▸ RECORD EXCERPTS

## Start

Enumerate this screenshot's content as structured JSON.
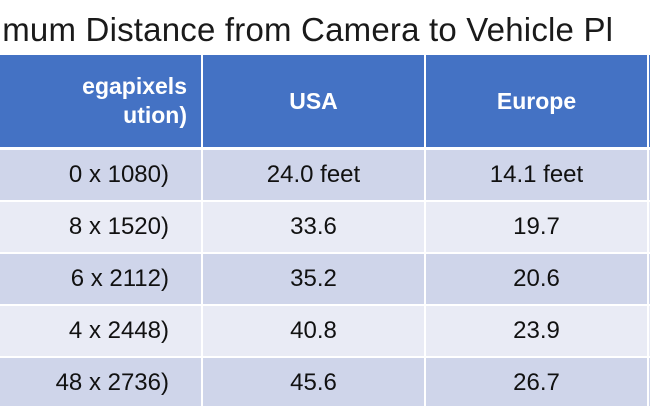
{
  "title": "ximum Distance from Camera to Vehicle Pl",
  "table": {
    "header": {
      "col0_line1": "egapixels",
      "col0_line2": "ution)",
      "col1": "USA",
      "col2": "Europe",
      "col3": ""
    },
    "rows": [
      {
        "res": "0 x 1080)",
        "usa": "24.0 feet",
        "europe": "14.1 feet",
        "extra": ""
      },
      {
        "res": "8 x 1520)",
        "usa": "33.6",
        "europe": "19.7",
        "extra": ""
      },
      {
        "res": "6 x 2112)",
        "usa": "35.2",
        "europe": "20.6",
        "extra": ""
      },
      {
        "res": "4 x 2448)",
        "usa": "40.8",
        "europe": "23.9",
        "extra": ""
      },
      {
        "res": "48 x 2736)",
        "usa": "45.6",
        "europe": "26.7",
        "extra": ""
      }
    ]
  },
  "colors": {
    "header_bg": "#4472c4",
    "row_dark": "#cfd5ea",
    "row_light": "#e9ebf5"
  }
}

## End
## Start

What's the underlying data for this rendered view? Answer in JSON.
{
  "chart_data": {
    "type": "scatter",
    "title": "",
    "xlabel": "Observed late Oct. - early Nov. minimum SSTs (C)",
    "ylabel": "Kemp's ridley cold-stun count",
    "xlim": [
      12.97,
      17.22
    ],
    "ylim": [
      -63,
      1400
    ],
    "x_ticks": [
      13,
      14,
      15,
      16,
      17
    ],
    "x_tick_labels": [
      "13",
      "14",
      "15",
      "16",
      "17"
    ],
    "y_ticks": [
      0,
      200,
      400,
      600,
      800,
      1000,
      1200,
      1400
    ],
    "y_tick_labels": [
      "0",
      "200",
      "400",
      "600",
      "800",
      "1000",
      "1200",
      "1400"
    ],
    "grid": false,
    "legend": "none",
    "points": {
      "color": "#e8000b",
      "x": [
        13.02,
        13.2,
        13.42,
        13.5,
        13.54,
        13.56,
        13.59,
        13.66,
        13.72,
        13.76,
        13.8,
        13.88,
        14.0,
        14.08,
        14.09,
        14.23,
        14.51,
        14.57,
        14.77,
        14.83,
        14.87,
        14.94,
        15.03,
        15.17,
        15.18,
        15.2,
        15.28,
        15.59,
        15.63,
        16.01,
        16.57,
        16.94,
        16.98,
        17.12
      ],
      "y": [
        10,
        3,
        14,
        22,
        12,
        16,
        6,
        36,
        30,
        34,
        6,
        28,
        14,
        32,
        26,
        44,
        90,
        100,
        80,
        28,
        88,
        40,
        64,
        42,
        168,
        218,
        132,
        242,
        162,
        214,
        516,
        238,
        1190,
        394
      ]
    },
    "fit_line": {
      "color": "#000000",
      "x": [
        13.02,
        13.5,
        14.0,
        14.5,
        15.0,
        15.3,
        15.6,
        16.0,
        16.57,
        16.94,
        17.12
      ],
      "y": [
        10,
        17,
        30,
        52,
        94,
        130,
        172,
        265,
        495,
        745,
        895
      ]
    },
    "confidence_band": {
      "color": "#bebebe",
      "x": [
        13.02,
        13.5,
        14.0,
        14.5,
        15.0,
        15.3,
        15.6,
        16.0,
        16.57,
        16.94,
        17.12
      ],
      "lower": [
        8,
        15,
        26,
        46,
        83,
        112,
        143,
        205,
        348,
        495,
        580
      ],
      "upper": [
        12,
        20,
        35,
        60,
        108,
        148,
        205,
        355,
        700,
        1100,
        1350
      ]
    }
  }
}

## End
## Start

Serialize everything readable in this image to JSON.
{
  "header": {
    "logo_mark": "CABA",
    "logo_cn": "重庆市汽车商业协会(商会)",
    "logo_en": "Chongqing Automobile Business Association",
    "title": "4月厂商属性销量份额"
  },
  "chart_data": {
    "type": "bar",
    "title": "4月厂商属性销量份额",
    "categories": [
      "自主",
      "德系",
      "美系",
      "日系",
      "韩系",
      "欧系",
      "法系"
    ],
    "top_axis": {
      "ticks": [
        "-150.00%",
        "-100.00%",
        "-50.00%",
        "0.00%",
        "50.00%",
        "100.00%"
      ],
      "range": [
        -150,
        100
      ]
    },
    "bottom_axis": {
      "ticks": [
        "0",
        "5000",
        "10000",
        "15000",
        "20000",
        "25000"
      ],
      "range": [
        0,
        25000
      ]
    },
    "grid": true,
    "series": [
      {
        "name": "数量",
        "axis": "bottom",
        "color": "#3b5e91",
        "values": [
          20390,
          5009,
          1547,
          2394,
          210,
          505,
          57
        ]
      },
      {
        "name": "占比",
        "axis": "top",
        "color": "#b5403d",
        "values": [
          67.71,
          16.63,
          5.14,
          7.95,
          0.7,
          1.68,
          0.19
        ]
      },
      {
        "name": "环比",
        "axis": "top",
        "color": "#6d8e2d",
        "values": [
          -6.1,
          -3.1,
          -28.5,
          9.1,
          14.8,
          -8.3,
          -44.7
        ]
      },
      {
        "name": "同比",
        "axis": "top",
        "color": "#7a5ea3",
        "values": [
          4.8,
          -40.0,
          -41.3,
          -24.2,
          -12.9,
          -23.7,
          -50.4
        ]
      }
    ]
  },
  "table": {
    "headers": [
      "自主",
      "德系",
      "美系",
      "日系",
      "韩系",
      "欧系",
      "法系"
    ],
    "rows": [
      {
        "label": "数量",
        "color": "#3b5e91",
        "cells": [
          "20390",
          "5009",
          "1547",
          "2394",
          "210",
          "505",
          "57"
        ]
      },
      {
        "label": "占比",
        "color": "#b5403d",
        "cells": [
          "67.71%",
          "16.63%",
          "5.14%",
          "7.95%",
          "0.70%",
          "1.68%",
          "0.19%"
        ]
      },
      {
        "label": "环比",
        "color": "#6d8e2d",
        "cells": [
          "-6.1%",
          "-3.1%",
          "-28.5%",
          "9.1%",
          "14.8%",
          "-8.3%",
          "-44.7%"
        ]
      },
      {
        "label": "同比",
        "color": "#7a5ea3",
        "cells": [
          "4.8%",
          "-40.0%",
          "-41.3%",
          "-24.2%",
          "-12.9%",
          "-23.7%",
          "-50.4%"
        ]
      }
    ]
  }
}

## End

▸ WRITTEN INSTRUCTION
Identify every line holding the word "JSON" and copy it out.

▸ WORKED ANSWER
Enumerate this screenshot's content as structured JSON.
What's the underlying data for this rendered view? Answer in JSON.
Serialize everything readable in this image to JSON.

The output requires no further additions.